● JOBS:
a. Please name every optimization for production use listed in the multicache implementation notes.
b. Write the next part of the multicache implementation notes, picking up after their last sentence.

● DOCUMENT TEXT:

Want even more comprehensive benchmarks? See https://github.com/tstromberg/gocachemark where we win the top score.

Implementation Notes

multicache implements the S3-FIFO algorithm from the SOSP'23 paper with these optimizations for production use:

  1. Dynamic Sharding - Up to 2048 shards (capped at 2× GOMAXPROCS) for concurrent workloads
  2. Bloom Filter Ghosts - Two rotating Bloom filters instead of storing keys, 10-100× less memory
  3. Lazy Ghost Checks - Only check ghosts at capacity, saving latency during warmup
  4. Intrusive Lists - Zero-allocation queue operations
  5. Fast-path Hashing - Specialized int/string hashing via wyhash
  6. Higher Frequency Cap - Max freq=7 (vs paper's 3) for better hot/warm discrimination

The core algorithm follows the paper closely: items enter the small queue, get promoted to main after 2+ accesses, and evicted items are tracked in a ghost queue to inform future admissions.

● DATA SHOWN:
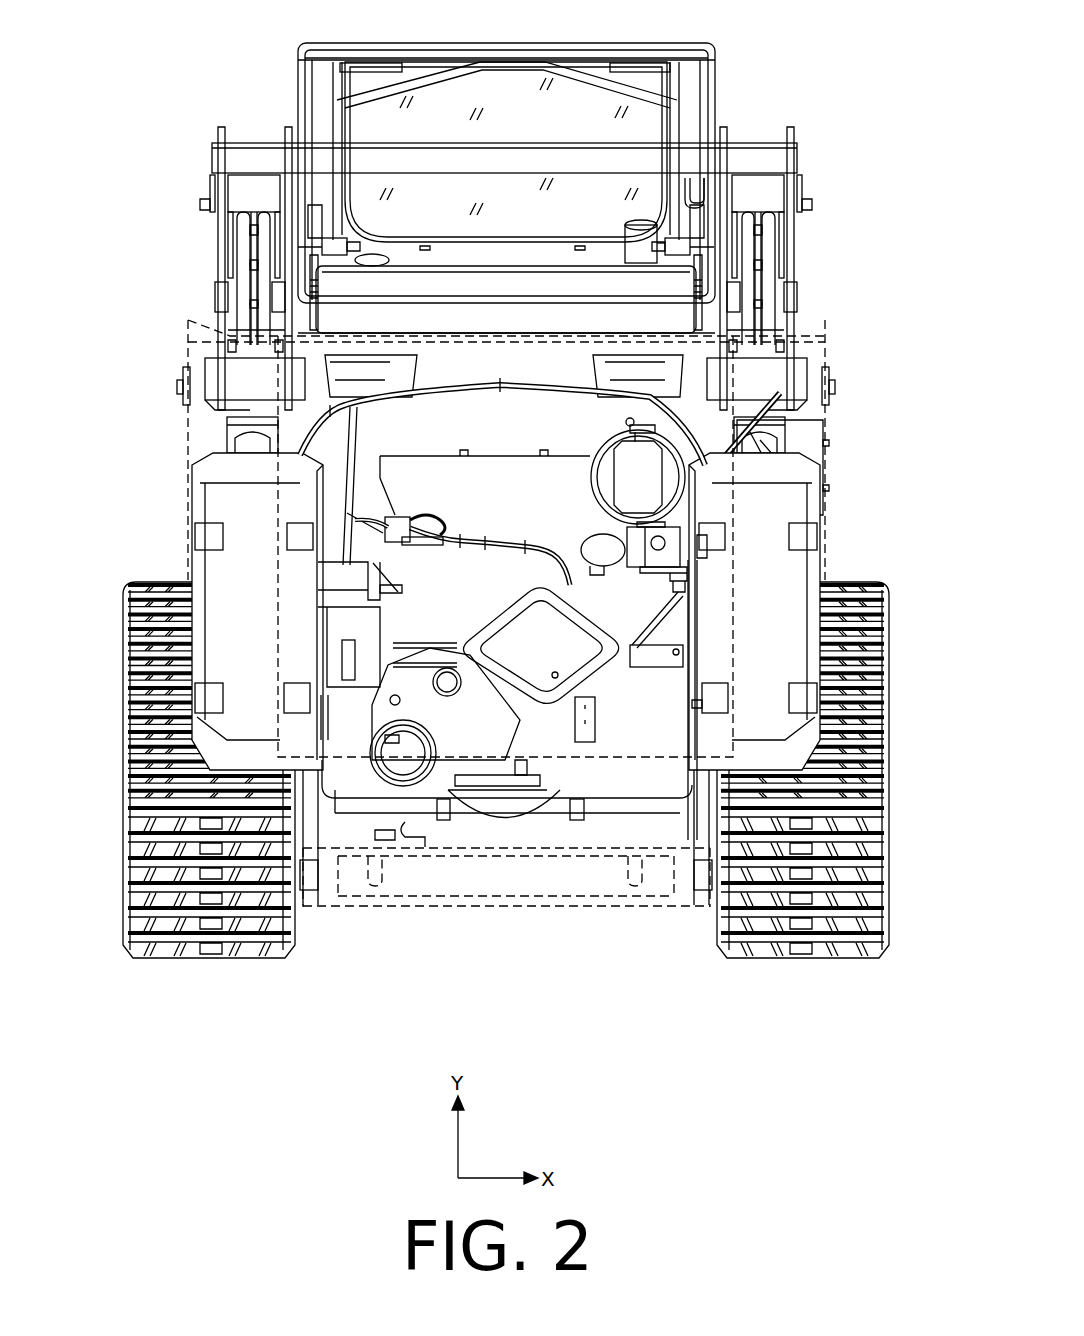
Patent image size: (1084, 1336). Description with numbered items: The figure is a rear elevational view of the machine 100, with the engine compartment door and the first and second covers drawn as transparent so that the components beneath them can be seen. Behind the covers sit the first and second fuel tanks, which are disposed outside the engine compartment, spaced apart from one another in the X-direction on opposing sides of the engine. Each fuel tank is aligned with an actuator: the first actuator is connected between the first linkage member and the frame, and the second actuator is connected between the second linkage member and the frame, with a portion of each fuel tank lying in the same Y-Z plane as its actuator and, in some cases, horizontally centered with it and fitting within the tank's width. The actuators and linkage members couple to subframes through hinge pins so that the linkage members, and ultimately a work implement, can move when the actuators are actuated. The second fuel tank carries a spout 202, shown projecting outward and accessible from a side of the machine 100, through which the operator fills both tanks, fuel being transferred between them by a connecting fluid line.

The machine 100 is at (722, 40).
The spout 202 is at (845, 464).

● SOLVED TASKS:
a. Dynamic Sharding, Bloom Filter Ghosts, Lazy Ghost Checks, Intrusive Lists, Fast-path Hashing, Higher Frequency Cap

b.
Divergences from the S3-FIFO Paper

  1. Ghost frequency restoration - Store peak frequency at eviction; restore 50% on ghost hit. Returning items skip the cold-start problem, reducing re-eviction of proven-popular keys. Only tracked for peakFreq ≥ 2 (lower values yield 0 after integer division).

  2. Main queue ghost tracking - Ghost includes main queue evictions, not just small queue. Main queue items have demonstrated value (freq ≥ 2 to be promoted); preserving their history improves readmission decisions.

  3. Extended frequency counter - maxFreq=7 (3 bits) vs paper's maxFreq=3 (2 bits). Finer granularity improves discrimination between warm and hot items during eviction.

These changes yield +0.2-0.5% hit rate on production traces while preserving O(1) operations.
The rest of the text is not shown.